Go through the records and extract every line with the word "JSON".

Records from a collection of figures:
========================================================================

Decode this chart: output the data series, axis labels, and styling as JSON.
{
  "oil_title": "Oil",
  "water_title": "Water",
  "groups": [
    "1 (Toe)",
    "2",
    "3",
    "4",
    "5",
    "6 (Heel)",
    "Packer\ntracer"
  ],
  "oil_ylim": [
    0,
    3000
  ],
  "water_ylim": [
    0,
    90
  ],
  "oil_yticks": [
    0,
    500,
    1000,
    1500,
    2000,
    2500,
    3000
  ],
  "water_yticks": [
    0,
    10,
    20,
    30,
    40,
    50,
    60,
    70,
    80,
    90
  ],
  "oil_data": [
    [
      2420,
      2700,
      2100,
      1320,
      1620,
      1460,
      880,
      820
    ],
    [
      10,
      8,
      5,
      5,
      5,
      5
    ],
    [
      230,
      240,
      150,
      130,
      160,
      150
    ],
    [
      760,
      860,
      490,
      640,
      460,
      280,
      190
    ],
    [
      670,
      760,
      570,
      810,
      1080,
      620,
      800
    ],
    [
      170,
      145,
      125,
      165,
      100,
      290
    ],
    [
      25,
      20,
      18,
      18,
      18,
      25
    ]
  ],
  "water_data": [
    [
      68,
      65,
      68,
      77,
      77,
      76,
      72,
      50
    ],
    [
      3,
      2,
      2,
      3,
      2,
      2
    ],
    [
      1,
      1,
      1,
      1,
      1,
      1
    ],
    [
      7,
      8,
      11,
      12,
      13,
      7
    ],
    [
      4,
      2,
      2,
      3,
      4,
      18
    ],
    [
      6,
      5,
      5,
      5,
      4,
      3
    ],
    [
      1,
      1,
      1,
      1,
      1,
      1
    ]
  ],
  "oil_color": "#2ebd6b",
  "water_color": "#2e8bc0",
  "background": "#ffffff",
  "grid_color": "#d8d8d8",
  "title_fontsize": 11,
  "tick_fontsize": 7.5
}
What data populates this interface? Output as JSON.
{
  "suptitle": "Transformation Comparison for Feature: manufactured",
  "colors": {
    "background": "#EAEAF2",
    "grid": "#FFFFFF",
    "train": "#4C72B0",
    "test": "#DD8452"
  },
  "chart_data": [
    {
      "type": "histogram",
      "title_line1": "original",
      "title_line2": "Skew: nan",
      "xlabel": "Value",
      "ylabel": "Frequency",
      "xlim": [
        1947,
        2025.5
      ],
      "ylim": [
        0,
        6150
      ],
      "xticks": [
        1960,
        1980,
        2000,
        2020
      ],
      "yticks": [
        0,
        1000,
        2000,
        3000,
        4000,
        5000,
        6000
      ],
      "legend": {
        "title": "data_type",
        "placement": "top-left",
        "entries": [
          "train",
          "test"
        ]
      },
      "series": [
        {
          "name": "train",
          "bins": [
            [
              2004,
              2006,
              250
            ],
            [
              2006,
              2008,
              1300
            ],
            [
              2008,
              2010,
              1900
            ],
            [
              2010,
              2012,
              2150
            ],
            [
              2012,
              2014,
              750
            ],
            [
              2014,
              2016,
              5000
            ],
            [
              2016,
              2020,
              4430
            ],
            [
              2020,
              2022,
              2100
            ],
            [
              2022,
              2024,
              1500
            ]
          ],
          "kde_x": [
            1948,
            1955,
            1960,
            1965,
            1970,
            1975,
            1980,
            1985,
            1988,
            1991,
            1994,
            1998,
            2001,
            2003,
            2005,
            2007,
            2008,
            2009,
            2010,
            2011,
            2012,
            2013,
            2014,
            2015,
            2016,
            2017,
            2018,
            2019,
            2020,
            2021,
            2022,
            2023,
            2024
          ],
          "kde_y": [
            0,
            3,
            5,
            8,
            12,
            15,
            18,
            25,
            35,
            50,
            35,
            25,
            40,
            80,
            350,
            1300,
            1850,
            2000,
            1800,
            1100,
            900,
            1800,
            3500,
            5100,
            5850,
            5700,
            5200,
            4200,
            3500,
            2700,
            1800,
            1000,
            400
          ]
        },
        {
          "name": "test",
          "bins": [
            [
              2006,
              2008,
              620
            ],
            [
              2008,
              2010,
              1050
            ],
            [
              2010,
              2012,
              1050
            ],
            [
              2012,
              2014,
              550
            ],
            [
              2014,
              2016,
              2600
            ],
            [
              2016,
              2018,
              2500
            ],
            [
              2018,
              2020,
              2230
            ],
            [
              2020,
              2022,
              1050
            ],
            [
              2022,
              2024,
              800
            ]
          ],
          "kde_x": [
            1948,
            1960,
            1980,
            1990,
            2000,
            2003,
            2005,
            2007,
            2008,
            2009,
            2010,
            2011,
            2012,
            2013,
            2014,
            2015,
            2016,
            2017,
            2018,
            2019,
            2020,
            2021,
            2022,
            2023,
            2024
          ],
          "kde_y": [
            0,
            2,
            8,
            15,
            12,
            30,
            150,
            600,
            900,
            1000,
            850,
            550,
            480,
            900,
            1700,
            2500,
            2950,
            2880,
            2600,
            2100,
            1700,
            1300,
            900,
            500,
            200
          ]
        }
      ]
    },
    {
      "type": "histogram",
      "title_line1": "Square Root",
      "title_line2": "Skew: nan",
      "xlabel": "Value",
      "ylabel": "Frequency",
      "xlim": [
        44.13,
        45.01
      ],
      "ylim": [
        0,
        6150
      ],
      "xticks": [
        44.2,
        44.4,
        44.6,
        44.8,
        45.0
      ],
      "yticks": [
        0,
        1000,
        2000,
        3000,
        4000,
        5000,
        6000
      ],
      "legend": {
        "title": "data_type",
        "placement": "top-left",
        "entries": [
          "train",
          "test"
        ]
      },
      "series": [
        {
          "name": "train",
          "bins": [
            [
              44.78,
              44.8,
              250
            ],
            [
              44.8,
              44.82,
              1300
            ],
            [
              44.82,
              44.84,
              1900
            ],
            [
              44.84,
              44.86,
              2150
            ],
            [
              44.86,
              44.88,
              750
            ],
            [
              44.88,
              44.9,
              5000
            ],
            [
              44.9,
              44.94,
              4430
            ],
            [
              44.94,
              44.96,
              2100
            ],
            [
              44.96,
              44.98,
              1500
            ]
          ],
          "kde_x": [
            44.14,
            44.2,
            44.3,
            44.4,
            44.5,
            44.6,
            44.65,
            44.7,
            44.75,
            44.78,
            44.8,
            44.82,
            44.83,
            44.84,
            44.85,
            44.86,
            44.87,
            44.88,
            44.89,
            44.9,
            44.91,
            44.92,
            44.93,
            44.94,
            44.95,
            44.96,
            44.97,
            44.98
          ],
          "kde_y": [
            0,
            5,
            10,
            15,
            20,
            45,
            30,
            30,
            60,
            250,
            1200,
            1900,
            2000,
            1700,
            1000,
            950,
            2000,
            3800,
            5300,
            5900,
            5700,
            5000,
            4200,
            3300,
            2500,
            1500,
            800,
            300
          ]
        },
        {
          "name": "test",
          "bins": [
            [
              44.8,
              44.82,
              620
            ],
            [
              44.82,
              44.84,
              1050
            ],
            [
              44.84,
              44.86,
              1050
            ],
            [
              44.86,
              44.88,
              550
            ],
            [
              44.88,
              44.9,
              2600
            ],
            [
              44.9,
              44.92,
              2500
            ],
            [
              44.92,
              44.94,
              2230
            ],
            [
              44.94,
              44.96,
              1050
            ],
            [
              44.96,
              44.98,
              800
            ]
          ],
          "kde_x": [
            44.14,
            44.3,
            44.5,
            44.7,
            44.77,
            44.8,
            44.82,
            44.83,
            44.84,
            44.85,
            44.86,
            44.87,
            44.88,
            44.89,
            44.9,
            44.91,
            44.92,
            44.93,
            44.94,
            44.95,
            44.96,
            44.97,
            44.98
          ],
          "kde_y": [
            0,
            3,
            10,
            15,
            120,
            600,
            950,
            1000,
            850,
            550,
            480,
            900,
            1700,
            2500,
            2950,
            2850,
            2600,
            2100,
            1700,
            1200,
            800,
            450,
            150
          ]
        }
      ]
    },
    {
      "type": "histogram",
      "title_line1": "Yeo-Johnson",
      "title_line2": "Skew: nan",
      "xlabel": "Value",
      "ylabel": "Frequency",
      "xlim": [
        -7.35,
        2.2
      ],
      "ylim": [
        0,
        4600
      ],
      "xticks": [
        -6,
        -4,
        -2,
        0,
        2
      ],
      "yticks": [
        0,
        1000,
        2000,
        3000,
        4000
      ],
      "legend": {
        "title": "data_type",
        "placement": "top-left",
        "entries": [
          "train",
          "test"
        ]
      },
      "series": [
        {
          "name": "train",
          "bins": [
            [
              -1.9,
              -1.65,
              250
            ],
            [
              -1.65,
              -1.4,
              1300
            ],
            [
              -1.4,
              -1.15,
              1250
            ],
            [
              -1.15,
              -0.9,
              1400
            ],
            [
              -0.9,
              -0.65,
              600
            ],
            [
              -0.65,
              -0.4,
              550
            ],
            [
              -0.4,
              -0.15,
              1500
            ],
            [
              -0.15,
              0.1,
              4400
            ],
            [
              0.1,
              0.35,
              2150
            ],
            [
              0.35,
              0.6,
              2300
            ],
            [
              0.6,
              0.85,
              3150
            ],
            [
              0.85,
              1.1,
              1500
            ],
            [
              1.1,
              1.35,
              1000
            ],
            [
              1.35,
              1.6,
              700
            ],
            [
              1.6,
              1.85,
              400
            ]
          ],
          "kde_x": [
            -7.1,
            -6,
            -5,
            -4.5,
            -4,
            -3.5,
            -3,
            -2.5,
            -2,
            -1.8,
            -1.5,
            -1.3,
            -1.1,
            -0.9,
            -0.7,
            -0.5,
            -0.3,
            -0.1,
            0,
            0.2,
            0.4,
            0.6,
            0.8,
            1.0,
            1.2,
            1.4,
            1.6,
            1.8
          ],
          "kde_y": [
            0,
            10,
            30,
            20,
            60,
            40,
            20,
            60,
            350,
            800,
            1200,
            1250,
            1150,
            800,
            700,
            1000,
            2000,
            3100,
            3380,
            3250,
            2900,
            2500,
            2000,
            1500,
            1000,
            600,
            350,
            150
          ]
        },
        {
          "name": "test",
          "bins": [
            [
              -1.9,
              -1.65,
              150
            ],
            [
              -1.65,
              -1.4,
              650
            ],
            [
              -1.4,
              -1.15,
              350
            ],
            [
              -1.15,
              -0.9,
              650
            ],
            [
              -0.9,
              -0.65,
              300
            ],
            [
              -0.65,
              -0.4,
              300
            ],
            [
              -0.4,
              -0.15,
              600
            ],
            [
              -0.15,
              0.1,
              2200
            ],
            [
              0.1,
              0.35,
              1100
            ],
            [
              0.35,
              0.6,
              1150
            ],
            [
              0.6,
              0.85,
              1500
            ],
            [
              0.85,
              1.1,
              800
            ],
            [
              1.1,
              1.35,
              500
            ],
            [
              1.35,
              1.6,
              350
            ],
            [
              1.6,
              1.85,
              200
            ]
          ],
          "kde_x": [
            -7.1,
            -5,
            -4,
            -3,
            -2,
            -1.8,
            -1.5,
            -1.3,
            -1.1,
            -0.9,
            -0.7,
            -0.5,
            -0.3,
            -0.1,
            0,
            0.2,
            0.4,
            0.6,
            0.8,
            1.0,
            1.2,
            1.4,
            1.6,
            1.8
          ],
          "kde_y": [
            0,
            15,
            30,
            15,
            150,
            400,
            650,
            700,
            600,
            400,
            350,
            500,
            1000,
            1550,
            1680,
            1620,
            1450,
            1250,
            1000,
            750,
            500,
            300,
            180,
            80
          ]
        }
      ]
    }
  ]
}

========================================================================

*The result*:
Decode this chart: output the data series, axis labels, and styling as JSON.
What data populates this interface? Output as JSON.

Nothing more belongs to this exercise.